[Stored entries]
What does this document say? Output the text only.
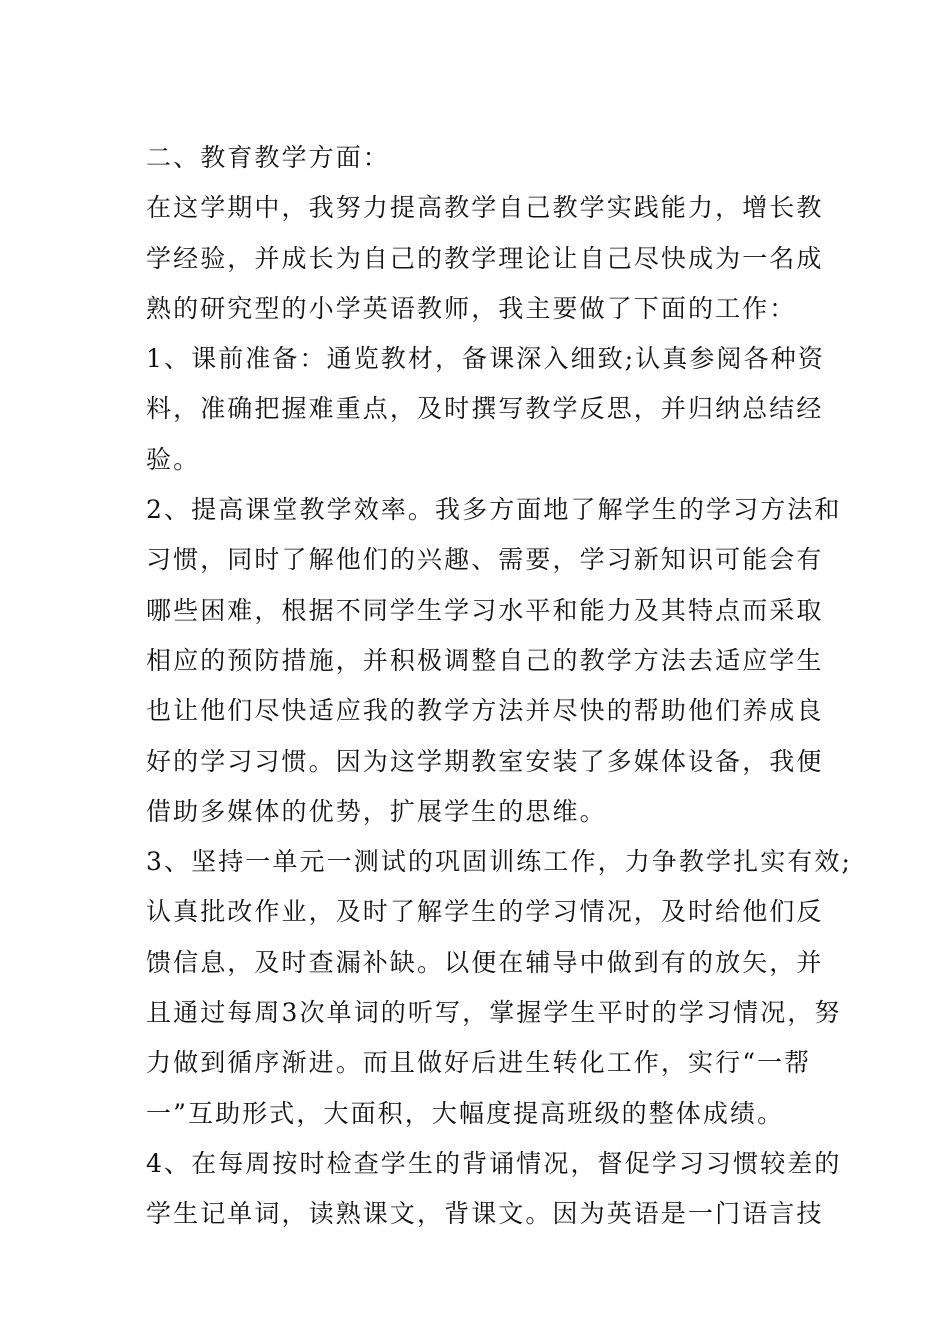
二、教育教学方面：
在这学期中，我努力提高教学自己教学实践能力，增长教
学经验，并成长为自己的教学理论让自己尽快成为一名成
熟的研究型的小学英语教师，我主要做了下面的工作：
1、课前准备：通览教材，备课深入细致;认真参阅各种资
料，准确把握难重点，及时撰写教学反思，并归纳总结经
验。
2、提高课堂教学效率。我多方面地了解学生的学习方法和
习惯，同时了解他们的兴趣、需要，学习新知识可能会有
哪些困难，根据不同学生学习水平和能力及其特点而采取
相应的预防措施，并积极调整自己的教学方法去适应学生
也让他们尽快适应我的教学方法并尽快的帮助他们养成良
好的学习习惯。因为这学期教室安装了多媒体设备，我便
借助多媒体的优势，扩展学生的思维。
3、坚持一单元一测试的巩固训练工作，力争教学扎实有效;
认真批改作业，及时了解学生的学习情况，及时给他们反
馈信息，及时查漏补缺。以便在辅导中做到有的放矢，并
且通过每周3次单词的听写，掌握学生平时的学习情况，努
力做到循序渐进。而且做好后进生转化工作，实行“一帮
一”互助形式，大面积，大幅度提高班级的整体成绩。
4、在每周按时检查学生的背诵情况，督促学习习惯较差的
学生记单词，读熟课文，背课文。因为英语是一门语言技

■ **PROBLEM**
Exclude the images, then output the data above word for word.

■ **RESULT OF THIS EXERCISE**
What does this document say? Output the text only.
二、教育教学方面：
在这学期中，我努力提高教学自己教学实践能力，增长教
学经验，并成长为自己的教学理论让自己尽快成为一名成
熟的研究型的小学英语教师，我主要做了下面的工作：
1、课前准备：通览教材，备课深入细致;认真参阅各种资
料，准确把握难重点，及时撰写教学反思，并归纳总结经
验。
2、提高课堂教学效率。我多方面地了解学生的学习方法和
习惯，同时了解他们的兴趣、需要，学习新知识可能会有
哪些困难，根据不同学生学习水平和能力及其特点而采取
相应的预防措施，并积极调整自己的教学方法去适应学生
也让他们尽快适应我的教学方法并尽快的帮助他们养成良
好的学习习惯。因为这学期教室安装了多媒体设备，我便
借助多媒体的优势，扩展学生的思维。
3、坚持一单元一测试的巩固训练工作，力争教学扎实有效;
认真批改作业，及时了解学生的学习情况，及时给他们反
馈信息，及时查漏补缺。以便在辅导中做到有的放矢，并
且通过每周3次单词的听写，掌握学生平时的学习情况，努
力做到循序渐进。而且做好后进生转化工作，实行“一帮
一”互助形式，大面积，大幅度提高班级的整体成绩。
4、在每周按时检查学生的背诵情况，督促学习习惯较差的
学生记单词，读熟课文，背课文。因为英语是一门语言技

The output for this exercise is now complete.